> INSTRUCTIONS FOR THE TASK
Look through the records that follow. Copy every line containing the word "Lorem".

> RAW RECORDS
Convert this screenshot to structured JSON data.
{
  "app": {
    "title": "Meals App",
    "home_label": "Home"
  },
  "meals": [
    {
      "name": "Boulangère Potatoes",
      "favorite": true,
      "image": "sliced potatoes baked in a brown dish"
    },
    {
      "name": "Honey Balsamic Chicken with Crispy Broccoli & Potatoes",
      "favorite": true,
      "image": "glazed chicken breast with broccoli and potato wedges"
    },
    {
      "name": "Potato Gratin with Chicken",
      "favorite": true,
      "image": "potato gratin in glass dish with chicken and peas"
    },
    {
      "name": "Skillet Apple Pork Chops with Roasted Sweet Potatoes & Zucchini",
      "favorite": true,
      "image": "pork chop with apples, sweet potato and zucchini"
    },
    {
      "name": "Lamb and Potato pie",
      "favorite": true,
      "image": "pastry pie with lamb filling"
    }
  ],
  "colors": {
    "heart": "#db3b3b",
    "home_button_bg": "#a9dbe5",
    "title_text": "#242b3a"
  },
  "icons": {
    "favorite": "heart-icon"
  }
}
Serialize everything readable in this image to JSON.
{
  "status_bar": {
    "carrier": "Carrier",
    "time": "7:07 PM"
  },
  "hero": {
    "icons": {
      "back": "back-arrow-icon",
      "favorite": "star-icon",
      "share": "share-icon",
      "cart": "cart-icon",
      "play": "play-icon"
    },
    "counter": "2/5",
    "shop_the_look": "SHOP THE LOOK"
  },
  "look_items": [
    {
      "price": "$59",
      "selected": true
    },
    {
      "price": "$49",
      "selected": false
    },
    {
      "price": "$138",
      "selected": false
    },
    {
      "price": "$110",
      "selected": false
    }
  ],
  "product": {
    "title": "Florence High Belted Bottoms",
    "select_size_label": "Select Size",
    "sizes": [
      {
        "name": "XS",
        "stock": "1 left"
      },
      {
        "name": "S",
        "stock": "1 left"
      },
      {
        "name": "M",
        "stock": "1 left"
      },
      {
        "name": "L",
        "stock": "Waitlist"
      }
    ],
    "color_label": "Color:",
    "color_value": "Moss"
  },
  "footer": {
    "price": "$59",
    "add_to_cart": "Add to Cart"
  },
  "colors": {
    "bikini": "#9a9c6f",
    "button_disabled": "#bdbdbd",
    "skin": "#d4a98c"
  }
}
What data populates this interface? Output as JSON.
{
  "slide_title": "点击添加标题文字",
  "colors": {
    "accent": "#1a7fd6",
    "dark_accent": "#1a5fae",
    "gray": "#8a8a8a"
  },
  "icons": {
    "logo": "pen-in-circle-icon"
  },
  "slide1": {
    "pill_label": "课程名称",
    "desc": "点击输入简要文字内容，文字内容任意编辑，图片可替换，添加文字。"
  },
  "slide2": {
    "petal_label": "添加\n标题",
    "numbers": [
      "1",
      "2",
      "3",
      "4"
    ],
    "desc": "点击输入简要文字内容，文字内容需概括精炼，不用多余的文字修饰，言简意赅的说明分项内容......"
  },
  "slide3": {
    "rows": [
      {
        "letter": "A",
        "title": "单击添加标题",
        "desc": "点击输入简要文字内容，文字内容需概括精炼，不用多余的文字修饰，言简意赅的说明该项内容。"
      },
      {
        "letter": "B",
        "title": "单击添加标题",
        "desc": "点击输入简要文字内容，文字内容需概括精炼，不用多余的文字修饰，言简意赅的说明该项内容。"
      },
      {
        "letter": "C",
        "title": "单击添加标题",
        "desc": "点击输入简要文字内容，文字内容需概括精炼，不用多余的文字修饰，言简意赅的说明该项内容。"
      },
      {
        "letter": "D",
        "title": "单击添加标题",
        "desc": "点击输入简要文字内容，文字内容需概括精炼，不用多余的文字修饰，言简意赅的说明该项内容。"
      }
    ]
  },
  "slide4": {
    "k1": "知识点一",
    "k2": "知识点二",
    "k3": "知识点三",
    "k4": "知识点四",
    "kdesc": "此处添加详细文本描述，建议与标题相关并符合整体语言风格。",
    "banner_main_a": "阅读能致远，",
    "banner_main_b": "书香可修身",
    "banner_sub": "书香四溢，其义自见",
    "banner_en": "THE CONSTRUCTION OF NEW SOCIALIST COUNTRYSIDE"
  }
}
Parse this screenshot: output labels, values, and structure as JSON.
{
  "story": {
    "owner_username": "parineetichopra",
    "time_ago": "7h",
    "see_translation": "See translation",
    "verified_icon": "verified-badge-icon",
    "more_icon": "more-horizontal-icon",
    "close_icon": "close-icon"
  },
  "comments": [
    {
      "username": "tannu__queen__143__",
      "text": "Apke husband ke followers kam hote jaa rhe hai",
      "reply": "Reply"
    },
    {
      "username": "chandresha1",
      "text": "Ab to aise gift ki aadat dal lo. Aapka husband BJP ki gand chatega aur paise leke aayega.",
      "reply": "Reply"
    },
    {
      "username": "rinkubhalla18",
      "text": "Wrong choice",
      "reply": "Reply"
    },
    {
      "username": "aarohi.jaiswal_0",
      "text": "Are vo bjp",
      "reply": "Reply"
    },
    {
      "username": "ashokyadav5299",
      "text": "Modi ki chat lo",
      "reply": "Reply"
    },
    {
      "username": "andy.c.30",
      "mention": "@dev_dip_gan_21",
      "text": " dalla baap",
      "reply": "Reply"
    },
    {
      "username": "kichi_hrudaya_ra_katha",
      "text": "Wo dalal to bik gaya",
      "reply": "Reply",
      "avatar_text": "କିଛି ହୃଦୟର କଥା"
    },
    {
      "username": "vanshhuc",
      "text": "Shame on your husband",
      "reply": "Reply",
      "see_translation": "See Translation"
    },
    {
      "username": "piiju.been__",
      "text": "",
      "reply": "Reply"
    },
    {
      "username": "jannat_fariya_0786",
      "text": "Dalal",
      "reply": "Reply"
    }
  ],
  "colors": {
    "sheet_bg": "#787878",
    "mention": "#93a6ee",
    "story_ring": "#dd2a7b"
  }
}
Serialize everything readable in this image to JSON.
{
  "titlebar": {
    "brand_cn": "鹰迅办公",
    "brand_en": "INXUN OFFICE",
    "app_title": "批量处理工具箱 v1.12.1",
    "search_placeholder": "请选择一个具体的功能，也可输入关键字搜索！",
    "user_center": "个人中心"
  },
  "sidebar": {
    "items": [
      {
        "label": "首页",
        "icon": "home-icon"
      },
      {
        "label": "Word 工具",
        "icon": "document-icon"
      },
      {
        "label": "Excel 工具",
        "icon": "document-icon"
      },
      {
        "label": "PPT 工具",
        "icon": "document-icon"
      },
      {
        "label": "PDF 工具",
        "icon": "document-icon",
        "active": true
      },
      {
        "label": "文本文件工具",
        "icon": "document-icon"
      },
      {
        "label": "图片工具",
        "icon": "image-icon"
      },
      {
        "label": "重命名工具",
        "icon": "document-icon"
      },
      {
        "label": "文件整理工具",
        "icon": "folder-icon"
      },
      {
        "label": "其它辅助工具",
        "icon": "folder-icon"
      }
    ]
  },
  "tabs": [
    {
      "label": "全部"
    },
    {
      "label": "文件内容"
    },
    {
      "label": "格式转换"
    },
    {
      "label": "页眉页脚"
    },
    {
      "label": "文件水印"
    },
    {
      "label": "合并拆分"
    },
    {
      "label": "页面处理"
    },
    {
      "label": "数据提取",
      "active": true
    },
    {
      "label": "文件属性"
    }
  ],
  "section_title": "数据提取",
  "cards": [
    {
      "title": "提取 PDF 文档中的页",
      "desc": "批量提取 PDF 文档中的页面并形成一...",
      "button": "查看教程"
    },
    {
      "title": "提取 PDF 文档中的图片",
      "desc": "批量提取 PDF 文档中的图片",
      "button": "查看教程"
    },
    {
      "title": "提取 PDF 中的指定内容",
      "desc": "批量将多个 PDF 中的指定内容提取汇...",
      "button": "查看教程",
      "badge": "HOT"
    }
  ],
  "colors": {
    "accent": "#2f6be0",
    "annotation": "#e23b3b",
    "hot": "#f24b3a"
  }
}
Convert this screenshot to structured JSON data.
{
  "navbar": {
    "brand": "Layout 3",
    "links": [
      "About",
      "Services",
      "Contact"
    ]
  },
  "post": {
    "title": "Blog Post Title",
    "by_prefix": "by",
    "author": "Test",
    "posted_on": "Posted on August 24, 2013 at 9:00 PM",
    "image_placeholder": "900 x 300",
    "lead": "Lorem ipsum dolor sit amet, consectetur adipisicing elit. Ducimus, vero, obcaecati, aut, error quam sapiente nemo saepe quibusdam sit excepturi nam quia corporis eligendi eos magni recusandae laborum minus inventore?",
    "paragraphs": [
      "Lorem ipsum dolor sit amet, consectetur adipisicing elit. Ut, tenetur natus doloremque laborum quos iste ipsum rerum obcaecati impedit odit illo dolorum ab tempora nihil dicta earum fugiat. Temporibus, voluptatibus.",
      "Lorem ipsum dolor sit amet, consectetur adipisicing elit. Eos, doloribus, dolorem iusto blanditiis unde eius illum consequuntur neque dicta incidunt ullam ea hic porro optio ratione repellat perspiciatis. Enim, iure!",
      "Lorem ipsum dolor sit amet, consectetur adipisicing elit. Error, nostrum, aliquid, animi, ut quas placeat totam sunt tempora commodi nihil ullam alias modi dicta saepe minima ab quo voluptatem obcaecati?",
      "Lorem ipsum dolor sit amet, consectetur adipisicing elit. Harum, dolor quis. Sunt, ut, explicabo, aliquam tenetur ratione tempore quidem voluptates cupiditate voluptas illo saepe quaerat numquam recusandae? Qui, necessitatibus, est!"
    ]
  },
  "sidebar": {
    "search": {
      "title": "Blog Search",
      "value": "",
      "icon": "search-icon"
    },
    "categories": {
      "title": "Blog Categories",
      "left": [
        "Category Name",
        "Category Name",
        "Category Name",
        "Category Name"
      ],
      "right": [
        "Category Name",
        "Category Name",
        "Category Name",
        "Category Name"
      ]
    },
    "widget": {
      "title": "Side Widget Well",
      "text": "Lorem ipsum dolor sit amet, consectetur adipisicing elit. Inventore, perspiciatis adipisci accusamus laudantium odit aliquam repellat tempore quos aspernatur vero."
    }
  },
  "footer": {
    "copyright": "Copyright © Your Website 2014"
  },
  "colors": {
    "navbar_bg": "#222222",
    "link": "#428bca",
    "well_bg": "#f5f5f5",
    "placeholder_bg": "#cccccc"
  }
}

> RESPONSE BELOW
    "lead": "Lorem ipsum dolor sit amet, consectetur adipisicing elit. Ducimus, vero, obcaecati, aut, error quam sapiente nemo saepe quibusdam sit excepturi nam quia corporis eligendi eos magni recusandae laborum minus inventore?",
      "Lorem ipsum dolor sit amet, consectetur adipisicing elit. Ut, tenetur natus doloremque laborum quos iste ipsum rerum obcaecati impedit odit illo dolorum ab tempora nihil dicta earum fugiat. Temporibus, voluptatibus.",
      "Lorem ipsum dolor sit amet, consectetur adipisicing elit. Eos, doloribus, dolorem iusto blanditiis unde eius illum consequuntur neque dicta incidunt ullam ea hic porro optio ratione repellat perspiciatis. Enim, iure!",
      "Lorem ipsum dolor sit amet, consectetur adipisicing elit. Error, nostrum, aliquid, animi, ut quas placeat totam sunt tempora commodi nihil ullam alias modi dicta saepe minima ab quo voluptatem obcaecati?",
      "Lorem ipsum dolor sit amet, consectetur adipisicing elit. Harum, dolor quis. Sunt, ut, explicabo, aliquam tenetur ratione tempore quidem voluptates cupiditate voluptas illo saepe quaerat numquam recusandae? Qui, necessitatibus, est!"
      "text": "Lorem ipsum dolor sit amet, consectetur adipisicing elit. Inventore, perspiciatis adipisci accusamus laudantium odit aliquam repellat tempore quos aspernatur vero."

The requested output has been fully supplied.